▸ TASK INSTRUCTIONS
1. According to the ORES reimaging thread, which release were the new ORES machines installed with?
2. List every machine name or wildcard host pattern written in lowercase in the ORES reimaging thread.
3. Reproduce the part of the ORES reimaging thread between "Description" and "buy us much.", inclusive.

▸ EXCERPT TO READ
■ ■ ■ ■ ■

We'd like to start using the new stat* machines to build models. It looks like they are running Stretch but our new ORES machines were installed with Jessie. What can be done to bring these machines in alignment?
Description
Details
Event Timeline
@akosiaris We ran into a little glitch, that wheels created on ores-misc-01 aren't compatible with the new ores* cluster. I'm thinking we should reorder the dependencies, to reimage ores-misc-01 and this cluster before we finish stress testing. Are you okay with that?
Update: I've worked around the wheels problem, see T179095
Change 399596 had a related patch set uploaded (by Alexandros Kosiaris; owner: Alexandros Kosiaris):
[operations/puppet@production] Reimage ores100* as stretch
Change 399596 merged by Alexandros Kosiaris:
[operations/puppet@production] Reimage ores100* as stretch
It's half done (codfw but not eqiad). I 've been stalling it on T182799 so that we don't get hosts in a non-working state alerting and all. We could do eqiad as well and follow the codfw way of just not having the roles applied but that would not really buy us much.

■ ■ ■ ■ ■

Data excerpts
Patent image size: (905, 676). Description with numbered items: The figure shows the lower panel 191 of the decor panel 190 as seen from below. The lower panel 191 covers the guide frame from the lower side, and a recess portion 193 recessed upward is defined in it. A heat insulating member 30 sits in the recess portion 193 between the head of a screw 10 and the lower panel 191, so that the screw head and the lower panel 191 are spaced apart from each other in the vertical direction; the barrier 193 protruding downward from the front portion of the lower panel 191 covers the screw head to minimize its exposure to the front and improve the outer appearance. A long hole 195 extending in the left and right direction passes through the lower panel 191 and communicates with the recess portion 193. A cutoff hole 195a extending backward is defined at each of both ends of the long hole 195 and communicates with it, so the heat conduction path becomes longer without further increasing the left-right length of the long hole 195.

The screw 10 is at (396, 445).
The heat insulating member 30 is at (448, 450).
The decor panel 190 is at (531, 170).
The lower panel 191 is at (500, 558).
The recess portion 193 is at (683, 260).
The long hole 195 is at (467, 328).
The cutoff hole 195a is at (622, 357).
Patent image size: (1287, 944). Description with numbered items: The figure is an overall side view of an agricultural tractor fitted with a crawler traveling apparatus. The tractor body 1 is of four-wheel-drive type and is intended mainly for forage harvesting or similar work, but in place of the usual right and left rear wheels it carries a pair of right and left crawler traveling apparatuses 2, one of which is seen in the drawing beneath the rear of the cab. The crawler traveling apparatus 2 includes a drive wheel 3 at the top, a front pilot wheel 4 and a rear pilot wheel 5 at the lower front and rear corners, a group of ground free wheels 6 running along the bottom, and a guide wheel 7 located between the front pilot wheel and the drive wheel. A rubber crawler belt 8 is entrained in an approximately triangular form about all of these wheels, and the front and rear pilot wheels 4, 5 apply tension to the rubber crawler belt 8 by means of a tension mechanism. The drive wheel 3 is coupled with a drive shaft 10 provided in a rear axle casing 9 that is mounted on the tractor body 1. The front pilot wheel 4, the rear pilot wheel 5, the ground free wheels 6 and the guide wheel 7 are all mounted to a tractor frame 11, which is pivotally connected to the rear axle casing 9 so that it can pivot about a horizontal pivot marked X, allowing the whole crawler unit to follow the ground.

■ ■ ■ ■ ■

▸ RESPONSES
1. Jessie

2. stat*, ores-misc-01, ores*, ores100*

3.
Description
Details
Event Timeline
@akosiaris We ran into a little glitch, that wheels created on ores-misc-01 aren't compatible with the new ores* cluster. I'm thinking we should reorder the dependencies, to reimage ores-misc-01 and this cluster before we finish stress testing. Are you okay with that?
Update: I've worked around the wheels problem, see T179095
Change 399596 had a related patch set uploaded (by Alexandros Kosiaris; owner: Alexandros Kosiaris):
[operations/puppet@production] Reimage ores100* as stretch
Change 399596 merged by Alexandros Kosiaris:
[operations/puppet@production] Reimage ores100* as stretch
It's half done (codfw but not eqiad). I 've been stalling it on T182799 so that we don't get hosts in a non-working state alerting and all. We could do eqiad as well and follow the codfw way of just not having the roles applied but that would not really buy us much.